WORK TO BE COMPLETED: Reproduce all the entries exactly and keep the pictures out.

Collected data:
>> Start

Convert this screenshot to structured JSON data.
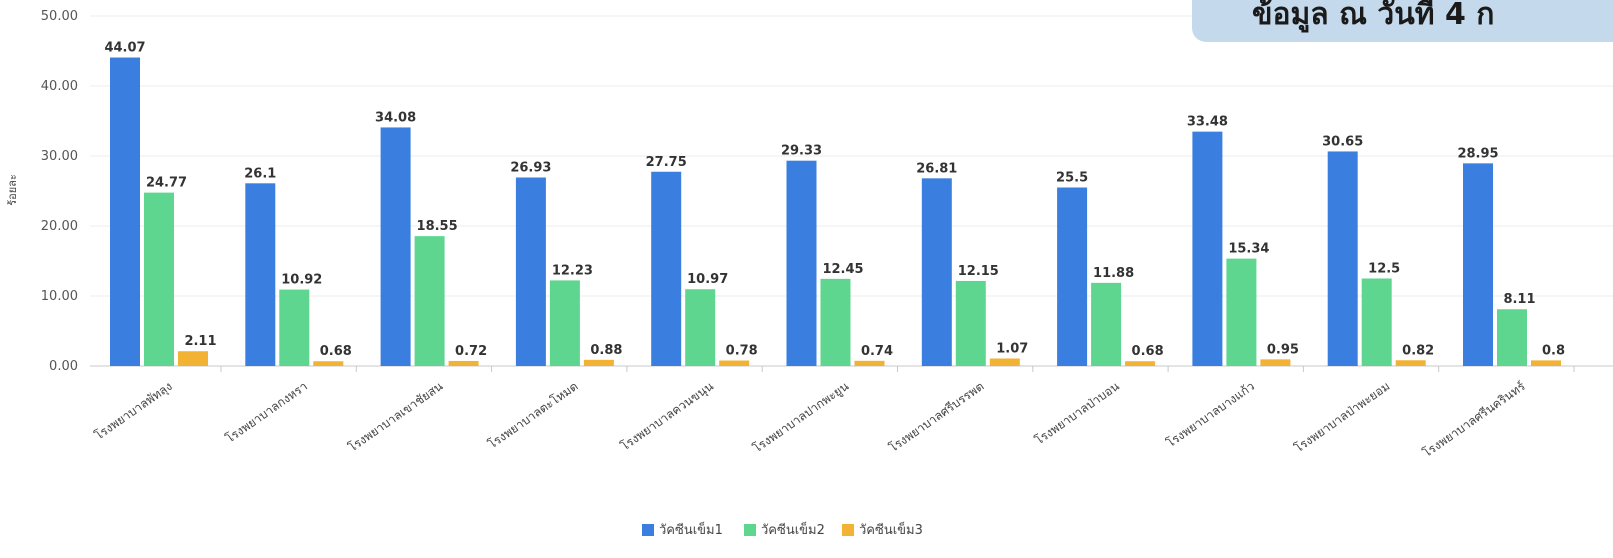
{
  "banner": {
    "text": "ข้อมูล ณ วันที่ 4 ก"
  },
  "chart_data": {
    "type": "bar",
    "title": "",
    "ylabel": "ร้อยละ",
    "xlabel": "",
    "ylim": [
      0,
      50
    ],
    "yticks": [
      "0.00",
      "10.00",
      "20.00",
      "30.00",
      "40.00",
      "50.00"
    ],
    "grid": true,
    "legend_position": "bottom-center",
    "categories": [
      "โรงพยาบาลพัทลุง",
      "โรงพยาบาลกงหรา",
      "โรงพยาบาลเขาชัยสน",
      "โรงพยาบาลตะโหมด",
      "โรงพยาบาลควนขนุน",
      "โรงพยาบาลปากพะยูน",
      "โรงพยาบาลศรีบรรพต",
      "โรงพยาบาลป่าบอน",
      "โรงพยาบาลบางแก้ว",
      "โรงพยาบาลป่าพะยอม",
      "โรงพยาบาลศรีนครินทร์"
    ],
    "series": [
      {
        "name": "วัคซีนเข็ม1",
        "color": "#3a7fe0",
        "values": [
          44.07,
          26.1,
          34.08,
          26.93,
          27.75,
          29.33,
          26.81,
          25.5,
          33.48,
          30.65,
          28.95
        ],
        "labels": [
          "44.07",
          "26.1",
          "34.08",
          "26.93",
          "27.75",
          "29.33",
          "26.81",
          "25.5",
          "33.48",
          "30.65",
          "28.95"
        ]
      },
      {
        "name": "วัคซีนเข็ม2",
        "color": "#5fd68f",
        "values": [
          24.77,
          10.92,
          18.55,
          12.23,
          10.97,
          12.45,
          12.15,
          11.88,
          15.34,
          12.5,
          8.11
        ],
        "labels": [
          "24.77",
          "10.92",
          "18.55",
          "12.23",
          "10.97",
          "12.45",
          "12.15",
          "11.88",
          "15.34",
          "12.5",
          "8.11"
        ]
      },
      {
        "name": "วัคซีนเข็ม3",
        "color": "#f2b233",
        "values": [
          2.11,
          0.68,
          0.72,
          0.88,
          0.78,
          0.74,
          1.07,
          0.68,
          0.95,
          0.82,
          0.8
        ],
        "labels": [
          "2.11",
          "0.68",
          "0.72",
          "0.88",
          "0.78",
          "0.74",
          "1.07",
          "0.68",
          "0.95",
          "0.82",
          "0.8"
        ]
      }
    ]
  }
}
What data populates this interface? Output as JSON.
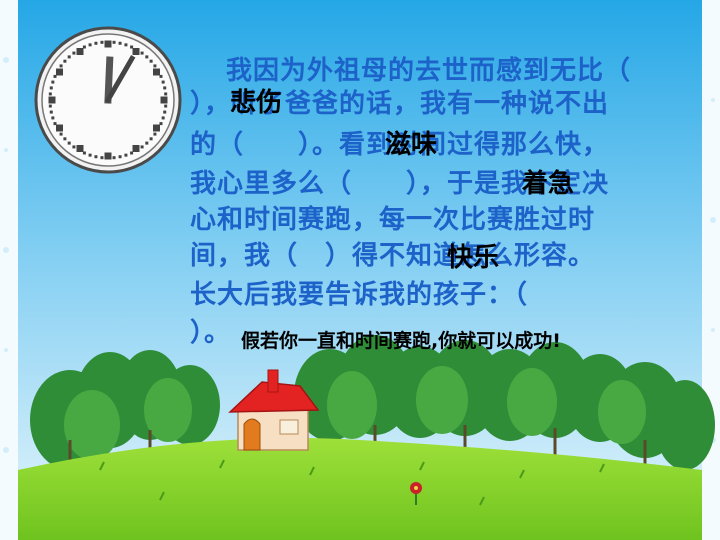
{
  "slide": {
    "passage_lines": [
      "我因为外祖母的去世而感到无比（",
      "），听了爸爸的话，我有一种说不出",
      "的（　　）。看到时间过得那么快，",
      "我心里多么（　　），于是我下定决",
      "心和时间赛跑，每一次比赛胜过时",
      "间，我（　）得不知道怎么形容。",
      "长大后我要告诉我的孩子：（",
      "）。"
    ],
    "answers": [
      "悲伤",
      "滋味",
      "着急",
      "快乐"
    ],
    "closing_sentence": "假若你一直和时间赛跑,你就可以成功!"
  },
  "colors": {
    "text": "#1d62c9",
    "answer": "#000000",
    "sky_top": "#25a7e6",
    "sky_bottom": "#d8f1fb",
    "grass": "#8ed52f",
    "tree": "#2e8f3a",
    "roof": "#e32322",
    "frame": "#4db0e0"
  },
  "clock": {
    "hour": 12,
    "minute": 5
  },
  "icons": [
    "clock-icon",
    "house-icon",
    "tree-icon",
    "flower-icon"
  ]
}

>> End

ANSWER TO THE TASK:
Convert this screenshot to structured JSON data.
{
  "banner": {
    "text": "ข้อมูล ณ วันที่ 4 ก"
  },
  "chart_data": {
    "type": "bar",
    "title": "",
    "ylabel": "ร้อยละ",
    "xlabel": "",
    "ylim": [
      0,
      50
    ],
    "yticks": [
      "0.00",
      "10.00",
      "20.00",
      "30.00",
      "40.00",
      "50.00"
    ],
    "grid": true,
    "legend_position": "bottom-center",
    "categories": [
      "โรงพยาบาลพัทลุง",
      "โรงพยาบาลกงหรา",
      "โรงพยาบาลเขาชัยสน",
      "โรงพยาบาลตะโหมด",
      "โรงพยาบาลควนขนุน",
      "โรงพยาบาลปากพะยูน",
      "โรงพยาบาลศรีบรรพต",
      "โรงพยาบาลป่าบอน",
      "โรงพยาบาลบางแก้ว",
      "โรงพยาบาลป่าพะยอม",
      "โรงพยาบาลศรีนครินทร์"
    ],
    "series": [
      {
        "name": "วัคซีนเข็ม1",
        "color": "#3a7fe0",
        "values": [
          44.07,
          26.1,
          34.08,
          26.93,
          27.75,
          29.33,
          26.81,
          25.5,
          33.48,
          30.65,
          28.95
        ],
        "labels": [
          "44.07",
          "26.1",
          "34.08",
          "26.93",
          "27.75",
          "29.33",
          "26.81",
          "25.5",
          "33.48",
          "30.65",
          "28.95"
        ]
      },
      {
        "name": "วัคซีนเข็ม2",
        "color": "#5fd68f",
        "values": [
          24.77,
          10.92,
          18.55,
          12.23,
          10.97,
          12.45,
          12.15,
          11.88,
          15.34,
          12.5,
          8.11
        ],
        "labels": [
          "24.77",
          "10.92",
          "18.55",
          "12.23",
          "10.97",
          "12.45",
          "12.15",
          "11.88",
          "15.34",
          "12.5",
          "8.11"
        ]
      },
      {
        "name": "วัคซีนเข็ม3",
        "color": "#f2b233",
        "values": [
          2.11,
          0.68,
          0.72,
          0.88,
          0.78,
          0.74,
          1.07,
          0.68,
          0.95,
          0.82,
          0.8
        ],
        "labels": [
          "2.11",
          "0.68",
          "0.72",
          "0.88",
          "0.78",
          "0.74",
          "1.07",
          "0.68",
          "0.95",
          "0.82",
          "0.8"
        ]
      }
    ]
  }
}
What data populates this interface? Output as JSON.
{
  "slide": {
    "passage_lines": [
      "我因为外祖母的去世而感到无比（",
      "），听了爸爸的话，我有一种说不出",
      "的（　　）。看到时间过得那么快，",
      "我心里多么（　　），于是我下定决",
      "心和时间赛跑，每一次比赛胜过时",
      "间，我（　）得不知道怎么形容。",
      "长大后我要告诉我的孩子：（",
      "）。"
    ],
    "answers": [
      "悲伤",
      "滋味",
      "着急",
      "快乐"
    ],
    "closing_sentence": "假若你一直和时间赛跑,你就可以成功!"
  },
  "colors": {
    "text": "#1d62c9",
    "answer": "#000000",
    "sky_top": "#25a7e6",
    "sky_bottom": "#d8f1fb",
    "grass": "#8ed52f",
    "tree": "#2e8f3a",
    "roof": "#e32322",
    "frame": "#4db0e0"
  },
  "clock": {
    "hour": 12,
    "minute": 5
  },
  "icons": [
    "clock-icon",
    "house-icon",
    "tree-icon",
    "flower-icon"
  ]
}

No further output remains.